>> BEGIN Data provided
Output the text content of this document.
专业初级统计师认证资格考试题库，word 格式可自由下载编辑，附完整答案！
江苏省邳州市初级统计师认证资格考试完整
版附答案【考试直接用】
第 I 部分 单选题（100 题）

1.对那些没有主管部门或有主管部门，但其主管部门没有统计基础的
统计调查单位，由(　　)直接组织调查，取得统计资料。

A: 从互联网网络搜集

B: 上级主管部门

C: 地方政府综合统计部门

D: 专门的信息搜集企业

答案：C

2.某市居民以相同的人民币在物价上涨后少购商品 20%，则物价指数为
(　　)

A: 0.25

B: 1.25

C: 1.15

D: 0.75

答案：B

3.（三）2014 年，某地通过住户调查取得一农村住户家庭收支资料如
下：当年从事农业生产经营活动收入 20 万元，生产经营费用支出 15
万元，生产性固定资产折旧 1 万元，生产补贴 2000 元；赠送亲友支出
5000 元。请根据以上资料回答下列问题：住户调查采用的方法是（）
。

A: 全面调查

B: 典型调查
>> END Data provided
>> BEGIN Data provided
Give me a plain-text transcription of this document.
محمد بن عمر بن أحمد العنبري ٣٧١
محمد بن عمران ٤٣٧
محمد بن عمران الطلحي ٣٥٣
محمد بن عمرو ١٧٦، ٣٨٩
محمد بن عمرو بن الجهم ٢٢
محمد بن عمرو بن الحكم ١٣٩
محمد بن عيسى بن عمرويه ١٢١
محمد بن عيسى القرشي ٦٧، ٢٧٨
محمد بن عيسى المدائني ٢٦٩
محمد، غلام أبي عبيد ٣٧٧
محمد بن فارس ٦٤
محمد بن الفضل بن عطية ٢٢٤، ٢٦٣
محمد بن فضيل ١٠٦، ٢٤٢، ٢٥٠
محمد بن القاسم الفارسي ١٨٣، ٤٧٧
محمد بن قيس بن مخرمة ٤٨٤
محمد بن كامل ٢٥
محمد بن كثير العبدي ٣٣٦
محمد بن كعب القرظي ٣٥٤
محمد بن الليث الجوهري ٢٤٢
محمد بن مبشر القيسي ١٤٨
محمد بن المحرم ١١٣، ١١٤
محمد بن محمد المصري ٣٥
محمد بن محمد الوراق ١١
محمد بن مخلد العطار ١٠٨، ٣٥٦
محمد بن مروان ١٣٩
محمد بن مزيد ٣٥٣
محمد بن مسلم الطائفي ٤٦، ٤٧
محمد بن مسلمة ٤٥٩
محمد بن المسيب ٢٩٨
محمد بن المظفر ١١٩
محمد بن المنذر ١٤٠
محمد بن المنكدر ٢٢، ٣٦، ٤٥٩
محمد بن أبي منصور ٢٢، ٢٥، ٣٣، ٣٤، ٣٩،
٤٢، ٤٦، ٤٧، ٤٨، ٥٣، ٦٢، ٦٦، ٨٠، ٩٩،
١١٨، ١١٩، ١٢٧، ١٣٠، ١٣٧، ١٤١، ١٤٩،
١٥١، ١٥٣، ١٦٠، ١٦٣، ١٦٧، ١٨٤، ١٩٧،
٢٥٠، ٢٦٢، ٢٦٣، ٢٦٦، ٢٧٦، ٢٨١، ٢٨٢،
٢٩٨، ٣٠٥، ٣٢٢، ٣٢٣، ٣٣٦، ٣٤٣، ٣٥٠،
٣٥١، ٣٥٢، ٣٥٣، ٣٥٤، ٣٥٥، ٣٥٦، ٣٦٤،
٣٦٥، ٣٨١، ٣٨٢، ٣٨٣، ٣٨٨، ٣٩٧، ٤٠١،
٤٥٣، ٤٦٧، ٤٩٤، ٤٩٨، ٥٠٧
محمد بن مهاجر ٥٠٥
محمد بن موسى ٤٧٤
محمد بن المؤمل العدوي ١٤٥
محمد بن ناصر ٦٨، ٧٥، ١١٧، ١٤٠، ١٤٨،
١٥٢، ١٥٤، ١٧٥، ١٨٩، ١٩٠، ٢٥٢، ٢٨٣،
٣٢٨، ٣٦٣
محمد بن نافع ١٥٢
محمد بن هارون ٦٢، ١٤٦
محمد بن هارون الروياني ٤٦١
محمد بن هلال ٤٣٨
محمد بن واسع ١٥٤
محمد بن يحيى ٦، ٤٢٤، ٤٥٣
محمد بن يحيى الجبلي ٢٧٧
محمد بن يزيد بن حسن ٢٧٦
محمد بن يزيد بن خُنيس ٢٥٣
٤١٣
>> END Data provided
» **Task objective**
Extract all lines from the material above that include the word "text".

» **Answer to this task**
Output the text content of this document.
Give me a plain-text transcription of this document.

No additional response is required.